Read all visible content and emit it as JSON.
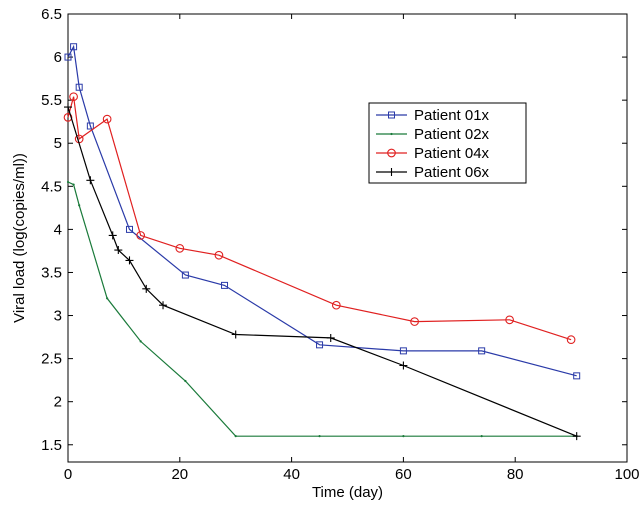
{
  "chart_data": {
    "type": "line",
    "title": "",
    "xlabel": "Time (day)",
    "ylabel": "Viral load (log(copies/ml))",
    "xlim": [
      0,
      100
    ],
    "ylim": [
      1.3,
      6.5
    ],
    "xticks": [
      0,
      20,
      40,
      60,
      80,
      100
    ],
    "yticks": [
      1.5,
      2,
      2.5,
      3,
      3.5,
      4,
      4.5,
      5,
      5.5,
      6,
      6.5
    ],
    "xtick_labels": [
      "0",
      "20",
      "40",
      "60",
      "80",
      "100"
    ],
    "ytick_labels": [
      "1.5",
      "2",
      "2.5",
      "3",
      "3.5",
      "4",
      "4.5",
      "5",
      "5.5",
      "6",
      "6.5"
    ],
    "grid": false,
    "legend_position": "top-right",
    "series": [
      {
        "name": "Patient 01x",
        "color": "#2a3aa8",
        "marker": "square",
        "x": [
          0,
          1,
          2,
          4,
          11,
          21,
          28,
          45,
          60,
          74,
          91
        ],
        "y": [
          6.0,
          6.12,
          5.65,
          5.2,
          4.0,
          3.47,
          3.35,
          2.66,
          2.59,
          2.59,
          2.3
        ]
      },
      {
        "name": "Patient 02x",
        "color": "#1a7a3a",
        "marker": "dot",
        "x": [
          0,
          1,
          2,
          7,
          13,
          21,
          30,
          45,
          60,
          74,
          91
        ],
        "y": [
          4.55,
          4.52,
          4.28,
          3.2,
          2.7,
          2.24,
          1.6,
          1.6,
          1.6,
          1.6,
          1.6
        ]
      },
      {
        "name": "Patient 04x",
        "color": "#e02020",
        "marker": "circle",
        "x": [
          0,
          1,
          2,
          7,
          13,
          20,
          27,
          48,
          62,
          79,
          90
        ],
        "y": [
          5.3,
          5.54,
          5.05,
          5.28,
          3.93,
          3.78,
          3.7,
          3.12,
          2.93,
          2.95,
          2.72
        ]
      },
      {
        "name": "Patient 06x",
        "color": "#000000",
        "marker": "plus",
        "x": [
          0,
          4,
          8,
          9,
          11,
          14,
          17,
          30,
          47,
          60,
          91
        ],
        "y": [
          5.42,
          4.57,
          3.93,
          3.76,
          3.64,
          3.31,
          3.12,
          2.78,
          2.74,
          2.42,
          1.6
        ]
      }
    ]
  }
}
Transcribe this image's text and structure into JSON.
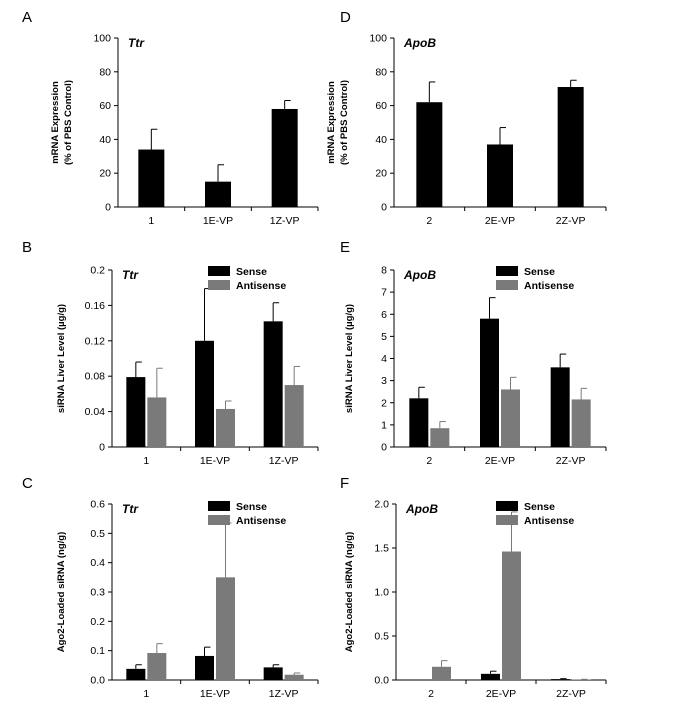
{
  "chart_data": [
    {
      "letter": "A",
      "type": "bar",
      "title": "Ttr",
      "ylabel": [
        "mRNA Expression",
        "(% of PBS Control)"
      ],
      "ylim": [
        0,
        100
      ],
      "yticks": [
        "0",
        "20",
        "40",
        "60",
        "80",
        "100"
      ],
      "categories": [
        "1",
        "1E-VP",
        "1Z-VP"
      ],
      "series": [
        {
          "name": "",
          "color": "#000000",
          "values": [
            34,
            15,
            58
          ],
          "errors": [
            12,
            10,
            5
          ]
        }
      ],
      "legend": []
    },
    {
      "letter": "D",
      "type": "bar",
      "title": "ApoB",
      "ylabel": [
        "mRNA Expression",
        "(% of PBS Control)"
      ],
      "ylim": [
        0,
        100
      ],
      "yticks": [
        "0",
        "20",
        "40",
        "60",
        "80",
        "100"
      ],
      "categories": [
        "2",
        "2E-VP",
        "2Z-VP"
      ],
      "series": [
        {
          "name": "",
          "color": "#000000",
          "values": [
            62,
            37,
            71
          ],
          "errors": [
            12,
            10,
            4
          ]
        }
      ],
      "legend": []
    },
    {
      "letter": "B",
      "type": "bar",
      "title": "Ttr",
      "ylabel": [
        "siRNA Liver Level (µg/g)"
      ],
      "ylim": [
        0,
        0.2
      ],
      "yticks": [
        "0",
        "0.04",
        "0.08",
        "0.12",
        "0.16",
        "0.2"
      ],
      "categories": [
        "1",
        "1E-VP",
        "1Z-VP"
      ],
      "series": [
        {
          "name": "Sense",
          "color": "#000000",
          "values": [
            0.079,
            0.12,
            0.142
          ],
          "errors": [
            0.017,
            0.059,
            0.021
          ]
        },
        {
          "name": "Antisense",
          "color": "#7a7a7a",
          "values": [
            0.056,
            0.043,
            0.07
          ],
          "errors": [
            0.033,
            0.009,
            0.021
          ]
        }
      ],
      "legend": [
        "Sense",
        "Antisense"
      ]
    },
    {
      "letter": "E",
      "type": "bar",
      "title": "ApoB",
      "ylabel": [
        "siRNA Liver Level (µg/g)"
      ],
      "ylim": [
        0,
        8
      ],
      "yticks": [
        "0",
        "1",
        "2",
        "3",
        "4",
        "5",
        "6",
        "7",
        "8"
      ],
      "categories": [
        "2",
        "2E-VP",
        "2Z-VP"
      ],
      "series": [
        {
          "name": "Sense",
          "color": "#000000",
          "values": [
            2.2,
            5.8,
            3.6
          ],
          "errors": [
            0.5,
            0.95,
            0.6
          ]
        },
        {
          "name": "Antisense",
          "color": "#7a7a7a",
          "values": [
            0.85,
            2.6,
            2.15
          ],
          "errors": [
            0.3,
            0.55,
            0.5
          ]
        }
      ],
      "legend": [
        "Sense",
        "Antisense"
      ]
    },
    {
      "letter": "C",
      "type": "bar",
      "title": "Ttr",
      "ylabel": [
        "Ago2-Loaded siRNA (ng/g)"
      ],
      "ylim": [
        0,
        0.6
      ],
      "yticks": [
        "0.0",
        "0.1",
        "0.2",
        "0.3",
        "0.4",
        "0.5",
        "0.6"
      ],
      "categories": [
        "1",
        "1E-VP",
        "1Z-VP"
      ],
      "series": [
        {
          "name": "Sense",
          "color": "#000000",
          "values": [
            0.038,
            0.082,
            0.043
          ],
          "errors": [
            0.014,
            0.03,
            0.009
          ]
        },
        {
          "name": "Antisense",
          "color": "#7a7a7a",
          "values": [
            0.092,
            0.35,
            0.018
          ],
          "errors": [
            0.032,
            0.185,
            0.006
          ]
        }
      ],
      "legend": [
        "Sense",
        "Antisense"
      ]
    },
    {
      "letter": "F",
      "type": "bar",
      "title": "ApoB",
      "ylabel": [
        "Ago2-Loaded siRNA (ng/g)"
      ],
      "ylim": [
        0,
        2.0
      ],
      "yticks": [
        "0.0",
        "0.5",
        "1.0",
        "1.5",
        "2.0"
      ],
      "categories": [
        "2",
        "2E-VP",
        "2Z-VP"
      ],
      "series": [
        {
          "name": "Sense",
          "color": "#000000",
          "values": [
            0.0,
            0.07,
            0.01
          ],
          "errors": [
            0,
            0.03,
            0.005
          ]
        },
        {
          "name": "Antisense",
          "color": "#7a7a7a",
          "values": [
            0.15,
            1.46,
            0.005
          ],
          "errors": [
            0.07,
            0.45,
            0.003
          ]
        }
      ],
      "legend": [
        "Sense",
        "Antisense"
      ]
    }
  ]
}
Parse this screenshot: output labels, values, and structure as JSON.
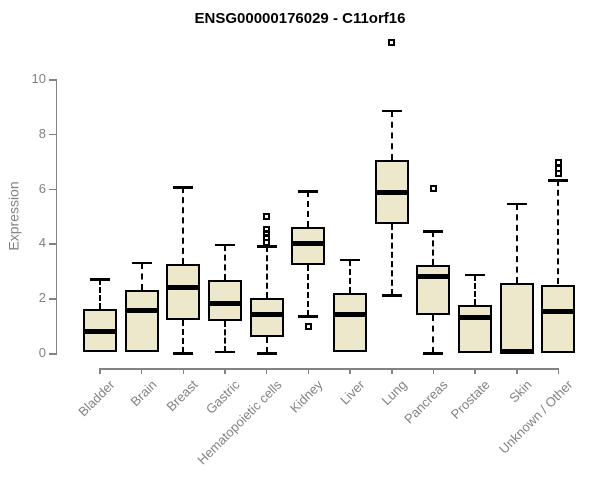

WORK ORDER
Sift through the entries and copy every line with "this".

EXERCISE RESPONSE
Transcribe this image's text and structure into JSON.
Parse this screenshot: output labels, values, and structure as JSON.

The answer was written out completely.